======== DATASET ENTRIES

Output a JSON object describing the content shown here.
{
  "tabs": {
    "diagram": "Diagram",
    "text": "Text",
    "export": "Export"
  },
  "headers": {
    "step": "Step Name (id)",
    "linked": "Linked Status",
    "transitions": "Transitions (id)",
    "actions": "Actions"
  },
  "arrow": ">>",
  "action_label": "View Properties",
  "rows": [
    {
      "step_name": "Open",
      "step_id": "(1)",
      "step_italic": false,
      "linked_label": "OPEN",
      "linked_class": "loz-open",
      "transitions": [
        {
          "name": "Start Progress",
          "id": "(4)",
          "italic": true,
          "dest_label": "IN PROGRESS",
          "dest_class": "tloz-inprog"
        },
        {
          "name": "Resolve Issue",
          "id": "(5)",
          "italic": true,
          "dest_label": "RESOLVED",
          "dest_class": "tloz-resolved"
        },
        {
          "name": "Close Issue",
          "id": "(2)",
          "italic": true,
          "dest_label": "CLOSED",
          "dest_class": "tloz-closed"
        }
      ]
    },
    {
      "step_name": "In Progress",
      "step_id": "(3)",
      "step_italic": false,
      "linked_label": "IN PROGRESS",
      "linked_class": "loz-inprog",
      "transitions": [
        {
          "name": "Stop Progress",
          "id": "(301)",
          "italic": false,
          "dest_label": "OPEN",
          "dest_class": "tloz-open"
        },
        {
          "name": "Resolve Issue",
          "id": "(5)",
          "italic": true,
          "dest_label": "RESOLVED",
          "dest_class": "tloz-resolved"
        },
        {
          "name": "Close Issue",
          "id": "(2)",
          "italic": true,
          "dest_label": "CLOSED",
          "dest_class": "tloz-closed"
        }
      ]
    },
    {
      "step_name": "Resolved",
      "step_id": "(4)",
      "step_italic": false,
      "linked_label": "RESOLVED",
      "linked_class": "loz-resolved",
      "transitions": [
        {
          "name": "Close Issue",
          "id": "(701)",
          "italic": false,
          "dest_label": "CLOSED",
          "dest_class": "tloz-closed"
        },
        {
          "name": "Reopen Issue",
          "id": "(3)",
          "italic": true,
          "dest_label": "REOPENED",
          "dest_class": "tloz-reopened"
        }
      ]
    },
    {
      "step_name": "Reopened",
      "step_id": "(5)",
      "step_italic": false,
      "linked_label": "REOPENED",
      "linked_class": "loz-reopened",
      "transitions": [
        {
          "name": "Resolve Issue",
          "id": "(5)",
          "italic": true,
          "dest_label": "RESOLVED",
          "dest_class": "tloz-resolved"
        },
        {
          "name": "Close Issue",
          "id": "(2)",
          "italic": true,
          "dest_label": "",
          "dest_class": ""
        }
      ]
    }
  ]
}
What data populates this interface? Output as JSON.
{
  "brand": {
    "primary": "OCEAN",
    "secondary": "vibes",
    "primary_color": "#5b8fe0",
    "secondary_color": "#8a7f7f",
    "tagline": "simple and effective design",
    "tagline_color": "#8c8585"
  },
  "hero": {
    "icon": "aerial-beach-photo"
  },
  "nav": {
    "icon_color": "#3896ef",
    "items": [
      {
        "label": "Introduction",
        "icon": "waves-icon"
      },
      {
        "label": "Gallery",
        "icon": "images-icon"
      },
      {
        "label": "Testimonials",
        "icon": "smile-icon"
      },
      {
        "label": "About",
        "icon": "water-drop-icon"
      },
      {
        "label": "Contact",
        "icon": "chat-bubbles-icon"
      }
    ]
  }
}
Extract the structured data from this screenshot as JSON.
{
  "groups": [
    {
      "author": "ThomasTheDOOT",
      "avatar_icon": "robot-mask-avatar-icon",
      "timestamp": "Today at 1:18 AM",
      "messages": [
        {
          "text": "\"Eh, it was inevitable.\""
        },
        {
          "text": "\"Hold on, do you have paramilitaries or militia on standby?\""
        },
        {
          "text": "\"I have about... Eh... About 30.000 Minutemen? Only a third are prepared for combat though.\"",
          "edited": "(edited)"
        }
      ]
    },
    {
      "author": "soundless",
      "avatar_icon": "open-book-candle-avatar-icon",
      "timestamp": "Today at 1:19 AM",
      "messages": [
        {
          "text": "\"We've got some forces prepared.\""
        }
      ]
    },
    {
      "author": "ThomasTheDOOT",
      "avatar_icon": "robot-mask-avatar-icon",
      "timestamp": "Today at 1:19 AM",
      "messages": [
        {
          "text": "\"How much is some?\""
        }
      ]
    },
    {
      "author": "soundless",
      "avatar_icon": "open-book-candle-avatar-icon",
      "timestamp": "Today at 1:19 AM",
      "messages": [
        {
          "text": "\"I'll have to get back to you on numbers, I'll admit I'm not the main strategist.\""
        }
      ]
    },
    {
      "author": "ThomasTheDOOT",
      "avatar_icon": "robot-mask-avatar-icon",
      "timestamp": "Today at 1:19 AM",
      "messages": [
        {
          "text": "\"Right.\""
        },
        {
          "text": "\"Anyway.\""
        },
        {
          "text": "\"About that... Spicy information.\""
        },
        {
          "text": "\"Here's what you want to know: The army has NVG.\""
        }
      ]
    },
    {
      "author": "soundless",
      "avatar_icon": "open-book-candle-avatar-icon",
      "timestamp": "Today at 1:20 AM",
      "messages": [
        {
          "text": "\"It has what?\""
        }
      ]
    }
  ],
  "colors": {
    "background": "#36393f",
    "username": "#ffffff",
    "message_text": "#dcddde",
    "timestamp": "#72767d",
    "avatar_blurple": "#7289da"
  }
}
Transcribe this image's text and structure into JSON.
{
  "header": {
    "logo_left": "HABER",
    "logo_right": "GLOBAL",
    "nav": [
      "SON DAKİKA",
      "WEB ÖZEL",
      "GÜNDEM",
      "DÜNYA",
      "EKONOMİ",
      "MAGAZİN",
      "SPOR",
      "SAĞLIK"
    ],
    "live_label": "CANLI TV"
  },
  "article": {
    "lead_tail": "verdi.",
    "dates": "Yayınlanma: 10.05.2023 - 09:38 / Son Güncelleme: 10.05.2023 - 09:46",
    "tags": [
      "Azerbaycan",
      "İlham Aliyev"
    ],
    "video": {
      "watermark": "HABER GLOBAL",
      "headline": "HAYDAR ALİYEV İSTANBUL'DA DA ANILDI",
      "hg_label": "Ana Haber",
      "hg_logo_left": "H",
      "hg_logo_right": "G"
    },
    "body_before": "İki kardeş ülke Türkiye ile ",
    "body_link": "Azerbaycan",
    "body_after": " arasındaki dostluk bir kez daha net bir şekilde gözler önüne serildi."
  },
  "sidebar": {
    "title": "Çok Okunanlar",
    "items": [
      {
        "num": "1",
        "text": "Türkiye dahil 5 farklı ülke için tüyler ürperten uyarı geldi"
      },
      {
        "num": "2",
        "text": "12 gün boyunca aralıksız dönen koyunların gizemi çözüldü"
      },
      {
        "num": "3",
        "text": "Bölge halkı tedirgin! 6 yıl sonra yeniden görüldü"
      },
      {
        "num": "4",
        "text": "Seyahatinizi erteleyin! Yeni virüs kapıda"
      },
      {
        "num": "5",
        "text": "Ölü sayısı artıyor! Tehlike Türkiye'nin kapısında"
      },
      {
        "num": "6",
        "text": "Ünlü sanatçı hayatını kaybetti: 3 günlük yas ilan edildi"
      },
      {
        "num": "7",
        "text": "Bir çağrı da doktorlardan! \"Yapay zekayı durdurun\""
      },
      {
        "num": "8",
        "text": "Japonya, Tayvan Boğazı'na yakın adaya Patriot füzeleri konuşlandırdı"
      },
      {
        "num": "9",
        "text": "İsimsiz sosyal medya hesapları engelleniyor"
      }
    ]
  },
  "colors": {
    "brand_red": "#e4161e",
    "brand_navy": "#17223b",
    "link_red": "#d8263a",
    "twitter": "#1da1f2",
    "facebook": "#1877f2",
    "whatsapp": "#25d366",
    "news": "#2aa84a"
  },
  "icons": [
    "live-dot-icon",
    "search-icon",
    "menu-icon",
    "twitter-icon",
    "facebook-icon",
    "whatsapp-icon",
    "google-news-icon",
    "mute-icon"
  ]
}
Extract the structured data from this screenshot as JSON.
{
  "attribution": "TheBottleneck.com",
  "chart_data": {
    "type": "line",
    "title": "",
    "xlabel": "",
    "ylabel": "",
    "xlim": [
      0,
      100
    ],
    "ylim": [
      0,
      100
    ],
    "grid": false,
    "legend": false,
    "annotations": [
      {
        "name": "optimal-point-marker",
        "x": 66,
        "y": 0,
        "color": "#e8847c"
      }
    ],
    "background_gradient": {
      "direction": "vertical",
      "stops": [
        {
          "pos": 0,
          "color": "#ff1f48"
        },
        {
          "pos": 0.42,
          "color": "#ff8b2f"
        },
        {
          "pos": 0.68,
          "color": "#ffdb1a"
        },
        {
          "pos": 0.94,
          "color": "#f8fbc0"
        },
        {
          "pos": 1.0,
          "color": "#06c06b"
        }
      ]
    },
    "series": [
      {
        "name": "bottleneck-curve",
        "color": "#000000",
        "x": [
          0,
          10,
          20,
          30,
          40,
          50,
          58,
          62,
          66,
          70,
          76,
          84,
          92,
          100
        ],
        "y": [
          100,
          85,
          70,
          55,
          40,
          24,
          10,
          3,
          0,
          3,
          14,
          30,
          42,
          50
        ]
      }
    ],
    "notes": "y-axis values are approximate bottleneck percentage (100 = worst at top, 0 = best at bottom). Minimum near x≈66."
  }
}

================

JOB | Return the lines of the records that include the string "Output".

FINAL RESULT |
Output a JSON object describing the content shown here.
What data populates this interface? Output as JSON.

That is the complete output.